Dataset items:
==============================

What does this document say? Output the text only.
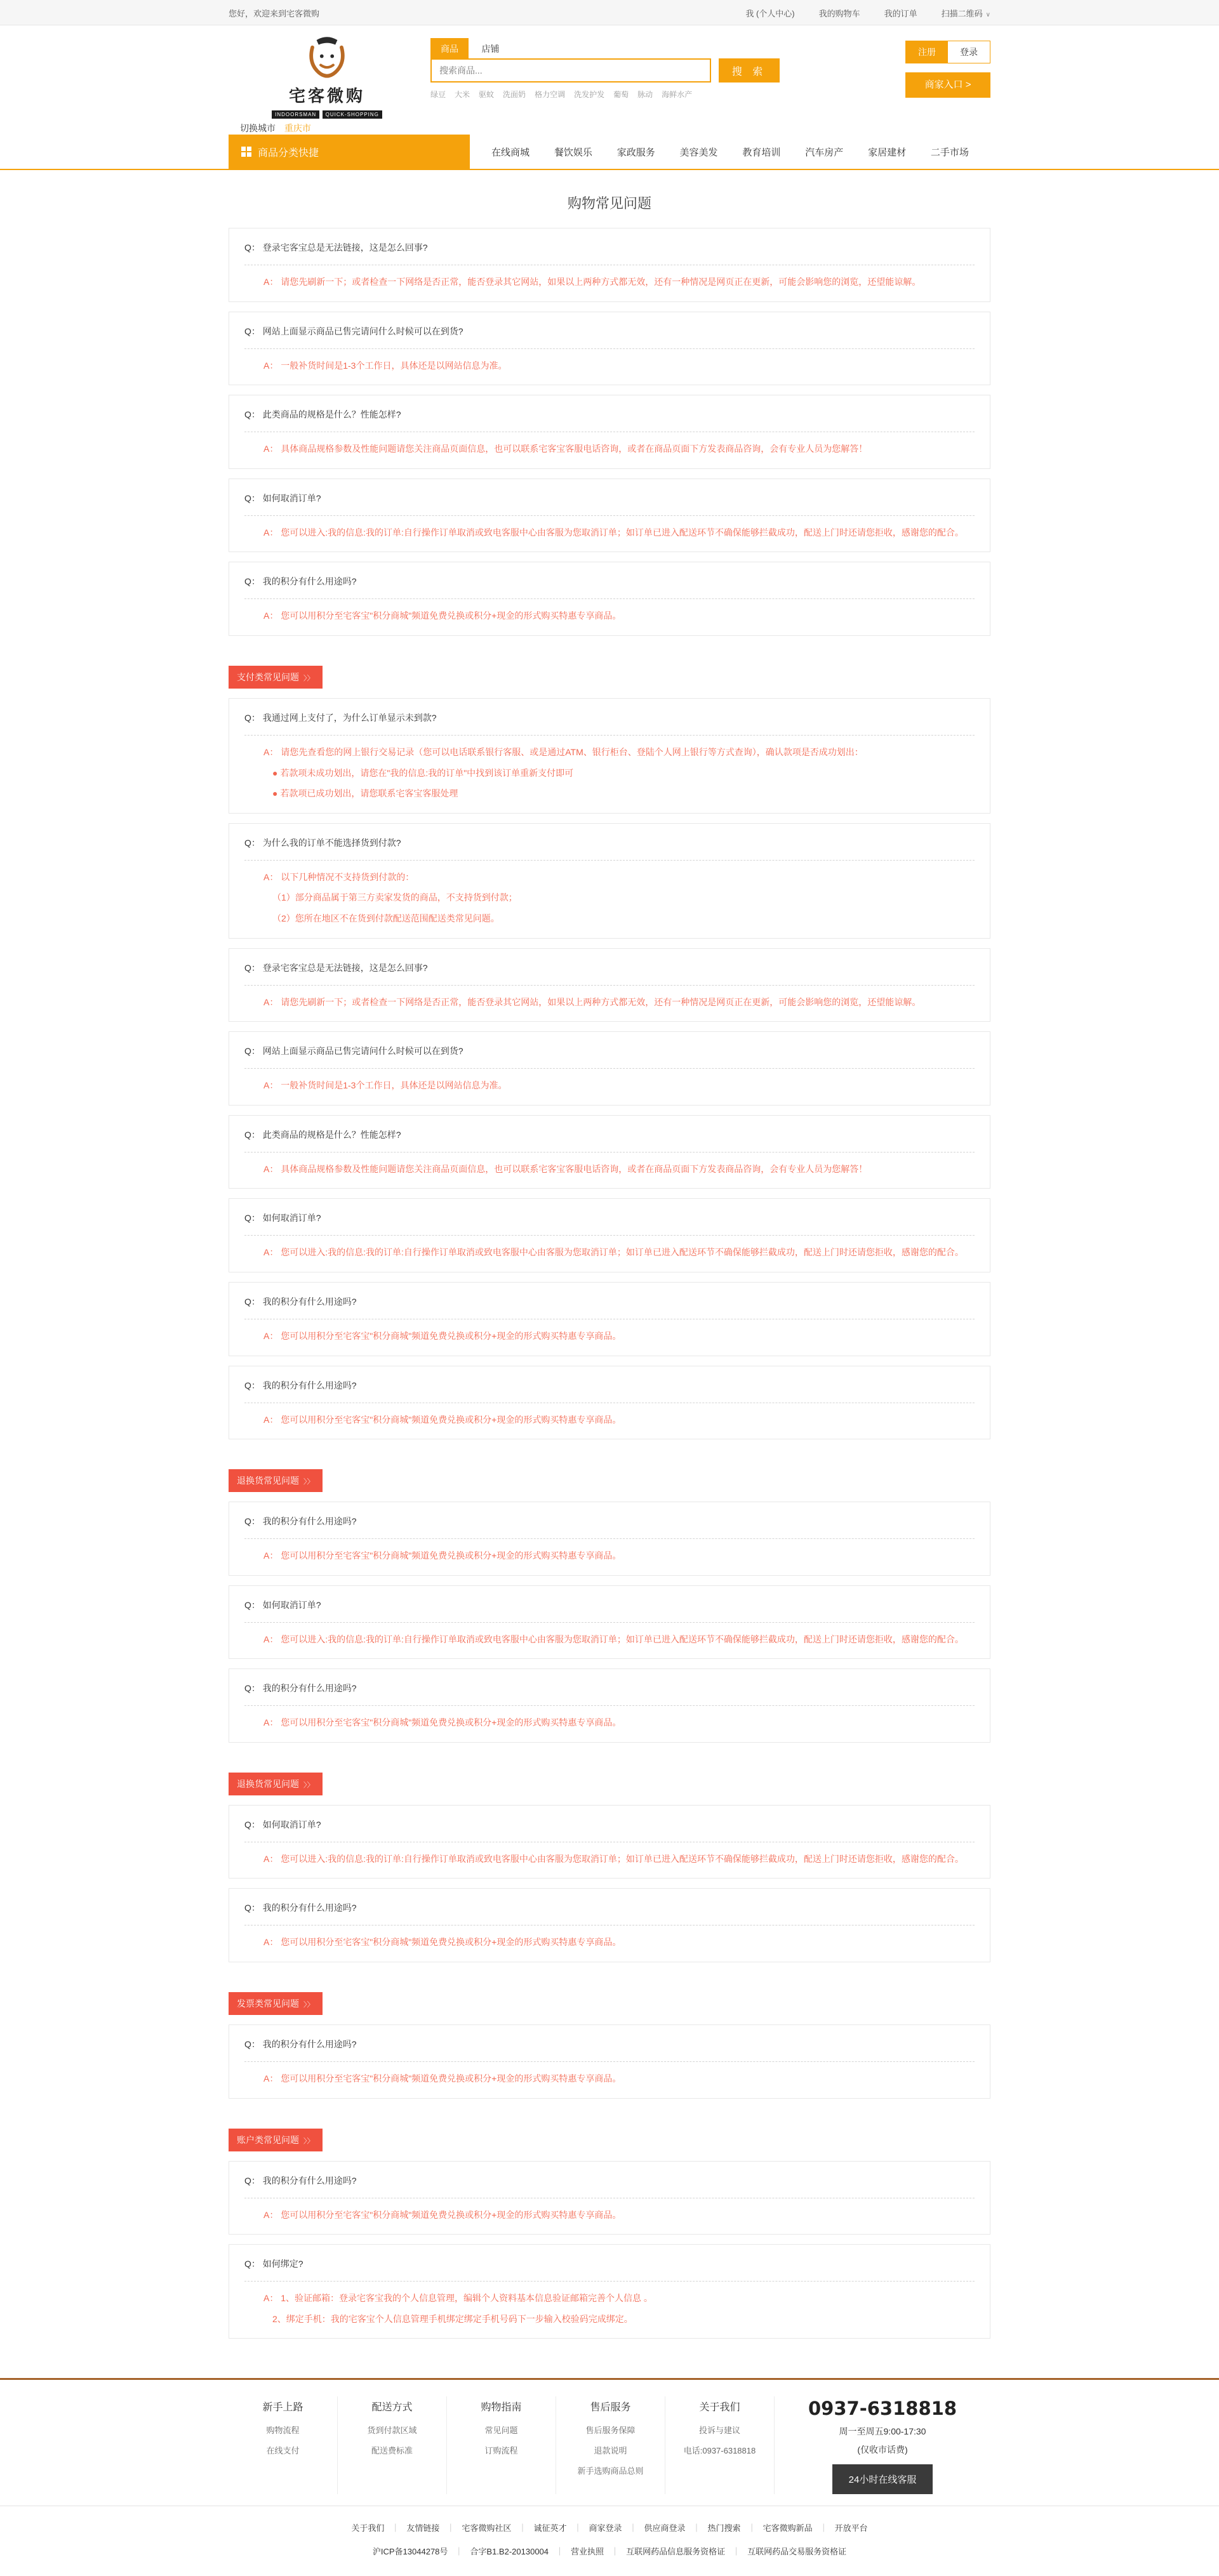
您好，欢迎来到宅客微购	我 (个人中心)	我的购物车	我的订单	扫描二维码 ∨
宅客微购
INDOORSMAN QUICK-SHOPPING
切换城市 重庆市
商品	店铺
搜索商品...
搜 索
绿豆 大米 驱蚊 洗面奶 格力空调 洗发护发 葡萄 脉动 海鲜水产
注册	登录
商家入口 >
商品分类快捷	在线商城	餐饮娱乐	家政服务	美容美发	教育培训	汽车房产	家居建材	二手市场
购物常见问题
Q： 登录宅客宝总是无法链接，这是怎么回事?
A： 请您先刷新一下；或者检查一下网络是否正常，能否登录其它网站，如果以上两种方式都无效，还有一种情况是网页正在更新，可能会影响您的浏览，还望能谅解。
Q： 网站上面显示商品已售完请问什么时候可以在到货?
A： 一般补货时间是1-3个工作日，具体还是以网站信息为准。
Q： 此类商品的规格是什么？性能怎样?
A： 具体商品规格参数及性能问题请您关注商品页面信息，也可以联系宅客宝客服电话咨询，或者在商品页面下方发表商品咨询，会有专业人员为您解答！
Q： 如何取消订单?
A： 您可以进入:我的信息:我的订单:自行操作订单取消或致电客服中心由客服为您取消订单；如订单已进入配送环节不确保能够拦截成功，配送上门时还请您拒收，感谢您的配合。
Q： 我的积分有什么用途吗?
A： 您可以用积分至宅客宝"积分商城"频道免费兑换或积分+现金的形式购买特惠专享商品。
支付类常见问题 〉〉
Q： 我通过网上支付了，为什么订单显示未到款?
A： 请您先查看您的网上银行交易记录（您可以电话联系银行客服、或是通过ATM、银行柜台、登陆个人网上银行等方式查询），确认款项是否成功划出：
● 若款项未成功划出，请您在"我的信息:我的订单"中找到该订单重新支付即可
● 若款项已成功划出，请您联系宅客宝客服处理
Q： 为什么我的订单不能选择货到付款?
A： 以下几种情况不支持货到付款的：
（1）部分商品属于第三方卖家发货的商品，不支持货到付款；
（2）您所在地区不在货到付款配送范围配送类常见问题。
Q： 登录宅客宝总是无法链接，这是怎么回事?
A： 请您先刷新一下；或者检查一下网络是否正常，能否登录其它网站，如果以上两种方式都无效，还有一种情况是网页正在更新，可能会影响您的浏览，还望能谅解。
Q： 网站上面显示商品已售完请问什么时候可以在到货?
A： 一般补货时间是1-3个工作日，具体还是以网站信息为准。
Q： 此类商品的规格是什么？性能怎样?
A： 具体商品规格参数及性能问题请您关注商品页面信息，也可以联系宅客宝客服电话咨询，或者在商品页面下方发表商品咨询，会有专业人员为您解答！
Q： 如何取消订单?
A： 您可以进入:我的信息:我的订单:自行操作订单取消或致电客服中心由客服为您取消订单；如订单已进入配送环节不确保能够拦截成功，配送上门时还请您拒收，感谢您的配合。
Q： 我的积分有什么用途吗?
A： 您可以用积分至宅客宝"积分商城"频道免费兑换或积分+现金的形式购买特惠专享商品。
Q： 我的积分有什么用途吗?
A： 您可以用积分至宅客宝"积分商城"频道免费兑换或积分+现金的形式购买特惠专享商品。
退换货常见问题 〉〉
Q： 我的积分有什么用途吗?
A： 您可以用积分至宅客宝"积分商城"频道免费兑换或积分+现金的形式购买特惠专享商品。
Q： 如何取消订单?
A： 您可以进入:我的信息:我的订单:自行操作订单取消或致电客服中心由客服为您取消订单；如订单已进入配送环节不确保能够拦截成功，配送上门时还请您拒收，感谢您的配合。
Q： 我的积分有什么用途吗?
A： 您可以用积分至宅客宝"积分商城"频道免费兑换或积分+现金的形式购买特惠专享商品。
退换货常见问题 〉〉
Q： 如何取消订单?
A： 您可以进入:我的信息:我的订单:自行操作订单取消或致电客服中心由客服为您取消订单；如订单已进入配送环节不确保能够拦截成功，配送上门时还请您拒收，感谢您的配合。
Q： 我的积分有什么用途吗?
A： 您可以用积分至宅客宝"积分商城"频道免费兑换或积分+现金的形式购买特惠专享商品。
发票类常见问题 〉〉
Q： 我的积分有什么用途吗?
A： 您可以用积分至宅客宝"积分商城"频道免费兑换或积分+现金的形式购买特惠专享商品。
账户类常见问题 〉〉
Q： 我的积分有什么用途吗?
A： 您可以用积分至宅客宝"积分商城"频道免费兑换或积分+现金的形式购买特惠专享商品。
Q： 如何绑定?
A： 1、验证邮箱：登录宅客宝我的个人信息管理，编辑个人资料基本信息验证邮箱完善个人信息 。
2、绑定手机：我的宅客宝个人信息管理手机绑定绑定手机号码下一步输入校验码完成绑定。
新手上路
购物流程
在线支付
配送方式
货到付款区域
配送费标准
购物指南
常见问题
订购流程
售后服务
售后服务保障
退款说明
新手选购商品总则
关于我们
投诉与建议
电话:0937-6318818
0937-6318818
周一至周五9:00-17:30
(仅收市话费)
24小时在线客服
关于我们 ｜ 友情链接 ｜ 宅客微购社区 ｜ 诚征英才 ｜ 商家登录 ｜ 供应商登录 ｜ 热门搜索 ｜ 宅客微购新品 ｜ 开放平台
沪ICP备13044278号 ｜ 合字B1.B2-20130004 ｜ 营业执照 ｜ 互联网药品信息服务资格证 ｜ 互联网药品交易服务资格证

==============================

YOUR INSTRUCTIONS: Reproduce the entries above without change, omitting all pictures.

SOLVED EXERCISE:
What does this document say? Output the text only.
您好，欢迎来到宅客微购	我 (个人中心)	我的购物车	我的订单	扫描二维码 ∨
宅客微购
INDOORSMAN QUICK-SHOPPING
切换城市 重庆市
商品	店铺
搜索商品...
搜 索
绿豆 大米 驱蚊 洗面奶 格力空调 洗发护发 葡萄 脉动 海鲜水产
注册	登录
商家入口 >
商品分类快捷	在线商城	餐饮娱乐	家政服务	美容美发	教育培训	汽车房产	家居建材	二手市场
购物常见问题
Q： 登录宅客宝总是无法链接，这是怎么回事?
A： 请您先刷新一下；或者检查一下网络是否正常，能否登录其它网站，如果以上两种方式都无效，还有一种情况是网页正在更新，可能会影响您的浏览，还望能谅解。
Q： 网站上面显示商品已售完请问什么时候可以在到货?
A： 一般补货时间是1-3个工作日，具体还是以网站信息为准。
Q： 此类商品的规格是什么？性能怎样?
A： 具体商品规格参数及性能问题请您关注商品页面信息，也可以联系宅客宝客服电话咨询，或者在商品页面下方发表商品咨询，会有专业人员为您解答！
Q： 如何取消订单?
A： 您可以进入:我的信息:我的订单:自行操作订单取消或致电客服中心由客服为您取消订单；如订单已进入配送环节不确保能够拦截成功，配送上门时还请您拒收，感谢您的配合。
Q： 我的积分有什么用途吗?
A： 您可以用积分至宅客宝"积分商城"频道免费兑换或积分+现金的形式购买特惠专享商品。
支付类常见问题 〉〉
Q： 我通过网上支付了，为什么订单显示未到款?
A： 请您先查看您的网上银行交易记录（您可以电话联系银行客服、或是通过ATM、银行柜台、登陆个人网上银行等方式查询），确认款项是否成功划出：
● 若款项未成功划出，请您在"我的信息:我的订单"中找到该订单重新支付即可
● 若款项已成功划出，请您联系宅客宝客服处理
Q： 为什么我的订单不能选择货到付款?
A： 以下几种情况不支持货到付款的：
（1）部分商品属于第三方卖家发货的商品，不支持货到付款；
（2）您所在地区不在货到付款配送范围配送类常见问题。
Q： 登录宅客宝总是无法链接，这是怎么回事?
A： 请您先刷新一下；或者检查一下网络是否正常，能否登录其它网站，如果以上两种方式都无效，还有一种情况是网页正在更新，可能会影响您的浏览，还望能谅解。
Q： 网站上面显示商品已售完请问什么时候可以在到货?
A： 一般补货时间是1-3个工作日，具体还是以网站信息为准。
Q： 此类商品的规格是什么？性能怎样?
A： 具体商品规格参数及性能问题请您关注商品页面信息，也可以联系宅客宝客服电话咨询，或者在商品页面下方发表商品咨询，会有专业人员为您解答！
Q： 如何取消订单?
A： 您可以进入:我的信息:我的订单:自行操作订单取消或致电客服中心由客服为您取消订单；如订单已进入配送环节不确保能够拦截成功，配送上门时还请您拒收，感谢您的配合。
Q： 我的积分有什么用途吗?
A： 您可以用积分至宅客宝"积分商城"频道免费兑换或积分+现金的形式购买特惠专享商品。
Q： 我的积分有什么用途吗?
A： 您可以用积分至宅客宝"积分商城"频道免费兑换或积分+现金的形式购买特惠专享商品。
退换货常见问题 〉〉
Q： 我的积分有什么用途吗?
A： 您可以用积分至宅客宝"积分商城"频道免费兑换或积分+现金的形式购买特惠专享商品。
Q： 如何取消订单?
A： 您可以进入:我的信息:我的订单:自行操作订单取消或致电客服中心由客服为您取消订单；如订单已进入配送环节不确保能够拦截成功，配送上门时还请您拒收，感谢您的配合。
Q： 我的积分有什么用途吗?
A： 您可以用积分至宅客宝"积分商城"频道免费兑换或积分+现金的形式购买特惠专享商品。
退换货常见问题 〉〉
Q： 如何取消订单?
A： 您可以进入:我的信息:我的订单:自行操作订单取消或致电客服中心由客服为您取消订单；如订单已进入配送环节不确保能够拦截成功，配送上门时还请您拒收，感谢您的配合。
Q： 我的积分有什么用途吗?
A： 您可以用积分至宅客宝"积分商城"频道免费兑换或积分+现金的形式购买特惠专享商品。
发票类常见问题 〉〉
Q： 我的积分有什么用途吗?
A： 您可以用积分至宅客宝"积分商城"频道免费兑换或积分+现金的形式购买特惠专享商品。
账户类常见问题 〉〉
Q： 我的积分有什么用途吗?
A： 您可以用积分至宅客宝"积分商城"频道免费兑换或积分+现金的形式购买特惠专享商品。
Q： 如何绑定?
A： 1、验证邮箱：登录宅客宝我的个人信息管理，编辑个人资料基本信息验证邮箱完善个人信息 。
2、绑定手机：我的宅客宝个人信息管理手机绑定绑定手机号码下一步输入校验码完成绑定。
新手上路
购物流程
在线支付
配送方式
货到付款区域
配送费标准
购物指南
常见问题
订购流程
售后服务
售后服务保障
退款说明
新手选购商品总则
关于我们
投诉与建议
电话:0937-6318818
0937-6318818
周一至周五9:00-17:30
(仅收市话费)
24小时在线客服
关于我们 ｜ 友情链接 ｜ 宅客微购社区 ｜ 诚征英才 ｜ 商家登录 ｜ 供应商登录 ｜ 热门搜索 ｜ 宅客微购新品 ｜ 开放平台
沪ICP备13044278号 ｜ 合字B1.B2-20130004 ｜ 营业执照 ｜ 互联网药品信息服务资格证 ｜ 互联网药品交易服务资格证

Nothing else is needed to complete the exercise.